Short exercise >> Collect every line that includes the string "text".

*** Data lines

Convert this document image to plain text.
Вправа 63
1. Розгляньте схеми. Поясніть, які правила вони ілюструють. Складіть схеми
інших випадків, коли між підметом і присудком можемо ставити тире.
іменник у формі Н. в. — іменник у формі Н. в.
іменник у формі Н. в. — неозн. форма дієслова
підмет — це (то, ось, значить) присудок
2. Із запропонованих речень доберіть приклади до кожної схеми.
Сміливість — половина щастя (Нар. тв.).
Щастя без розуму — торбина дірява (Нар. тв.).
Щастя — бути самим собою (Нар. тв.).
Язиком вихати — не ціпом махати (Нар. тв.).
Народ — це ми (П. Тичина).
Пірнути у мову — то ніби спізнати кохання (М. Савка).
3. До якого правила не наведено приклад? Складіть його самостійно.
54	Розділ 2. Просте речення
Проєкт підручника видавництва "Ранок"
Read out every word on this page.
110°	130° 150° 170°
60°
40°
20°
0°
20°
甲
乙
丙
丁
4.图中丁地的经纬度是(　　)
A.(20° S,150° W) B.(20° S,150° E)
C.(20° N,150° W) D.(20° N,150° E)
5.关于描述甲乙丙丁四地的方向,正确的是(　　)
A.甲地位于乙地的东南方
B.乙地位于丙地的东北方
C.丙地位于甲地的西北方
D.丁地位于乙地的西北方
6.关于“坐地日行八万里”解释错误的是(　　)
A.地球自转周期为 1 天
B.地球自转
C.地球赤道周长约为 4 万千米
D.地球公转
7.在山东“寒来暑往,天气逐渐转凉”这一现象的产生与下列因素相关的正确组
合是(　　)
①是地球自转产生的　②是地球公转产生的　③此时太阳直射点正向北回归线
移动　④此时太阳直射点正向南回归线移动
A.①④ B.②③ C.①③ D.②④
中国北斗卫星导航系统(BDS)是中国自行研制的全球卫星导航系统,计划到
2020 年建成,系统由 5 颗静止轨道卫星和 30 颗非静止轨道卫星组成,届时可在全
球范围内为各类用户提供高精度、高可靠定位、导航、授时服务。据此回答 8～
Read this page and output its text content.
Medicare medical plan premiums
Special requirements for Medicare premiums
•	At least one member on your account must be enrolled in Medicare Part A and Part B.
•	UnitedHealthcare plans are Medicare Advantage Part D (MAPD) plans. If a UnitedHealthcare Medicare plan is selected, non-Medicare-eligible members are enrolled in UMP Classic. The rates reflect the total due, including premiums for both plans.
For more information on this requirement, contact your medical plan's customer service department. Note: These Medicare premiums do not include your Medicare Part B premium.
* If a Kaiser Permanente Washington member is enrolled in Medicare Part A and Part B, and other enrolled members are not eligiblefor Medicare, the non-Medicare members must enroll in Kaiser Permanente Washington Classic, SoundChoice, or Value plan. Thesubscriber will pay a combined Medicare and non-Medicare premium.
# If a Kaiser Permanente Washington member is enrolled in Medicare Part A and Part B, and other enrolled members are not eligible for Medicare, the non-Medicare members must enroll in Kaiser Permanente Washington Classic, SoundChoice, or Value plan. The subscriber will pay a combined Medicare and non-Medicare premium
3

******

Complete response >>
Convert this document image to plain text.
Read this page and output its text content.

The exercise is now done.